Entries taken from a collection
......

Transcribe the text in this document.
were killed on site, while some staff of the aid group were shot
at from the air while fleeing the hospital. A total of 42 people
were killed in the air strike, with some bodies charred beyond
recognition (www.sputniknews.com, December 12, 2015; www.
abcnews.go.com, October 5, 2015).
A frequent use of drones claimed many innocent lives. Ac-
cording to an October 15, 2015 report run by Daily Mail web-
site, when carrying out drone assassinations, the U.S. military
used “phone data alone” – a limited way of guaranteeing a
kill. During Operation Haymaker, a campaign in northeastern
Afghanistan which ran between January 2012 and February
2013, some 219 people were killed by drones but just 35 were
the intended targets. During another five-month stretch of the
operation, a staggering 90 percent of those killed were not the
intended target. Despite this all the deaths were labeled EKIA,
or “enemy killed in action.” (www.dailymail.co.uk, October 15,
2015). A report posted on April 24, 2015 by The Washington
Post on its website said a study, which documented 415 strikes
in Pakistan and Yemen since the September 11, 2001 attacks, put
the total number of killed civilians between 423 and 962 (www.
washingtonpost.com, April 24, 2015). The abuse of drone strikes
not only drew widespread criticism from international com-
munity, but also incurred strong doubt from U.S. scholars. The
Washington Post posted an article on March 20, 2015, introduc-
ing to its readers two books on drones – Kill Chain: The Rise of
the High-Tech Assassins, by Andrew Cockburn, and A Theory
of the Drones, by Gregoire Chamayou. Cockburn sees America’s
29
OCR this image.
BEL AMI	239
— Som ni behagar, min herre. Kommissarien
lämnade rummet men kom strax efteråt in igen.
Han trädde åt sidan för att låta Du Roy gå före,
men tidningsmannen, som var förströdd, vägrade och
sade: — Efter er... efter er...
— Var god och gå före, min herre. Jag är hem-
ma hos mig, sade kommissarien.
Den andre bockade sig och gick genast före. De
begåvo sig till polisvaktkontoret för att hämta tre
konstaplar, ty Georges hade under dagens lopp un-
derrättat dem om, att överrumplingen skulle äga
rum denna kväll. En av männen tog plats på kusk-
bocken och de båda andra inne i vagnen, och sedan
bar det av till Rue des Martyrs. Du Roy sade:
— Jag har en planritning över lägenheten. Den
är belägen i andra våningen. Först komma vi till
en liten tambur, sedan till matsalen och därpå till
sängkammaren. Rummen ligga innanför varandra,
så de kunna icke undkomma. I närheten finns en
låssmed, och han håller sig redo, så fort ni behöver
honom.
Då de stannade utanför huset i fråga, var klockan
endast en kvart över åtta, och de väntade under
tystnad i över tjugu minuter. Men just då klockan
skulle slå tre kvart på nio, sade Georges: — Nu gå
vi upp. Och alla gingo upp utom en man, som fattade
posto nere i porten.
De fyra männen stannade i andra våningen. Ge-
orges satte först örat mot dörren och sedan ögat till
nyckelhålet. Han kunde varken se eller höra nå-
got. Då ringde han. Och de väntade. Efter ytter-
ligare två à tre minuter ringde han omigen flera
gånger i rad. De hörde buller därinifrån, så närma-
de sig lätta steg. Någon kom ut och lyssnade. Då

......

• _OBJECTIVE_
Write out every line of the entries that holds the word "strikes".

• _TASK RESPONSE_
Post on its website said a study, which documented 415 strikes
washingtonpost.com, April 24, 2015). The abuse of drone strikes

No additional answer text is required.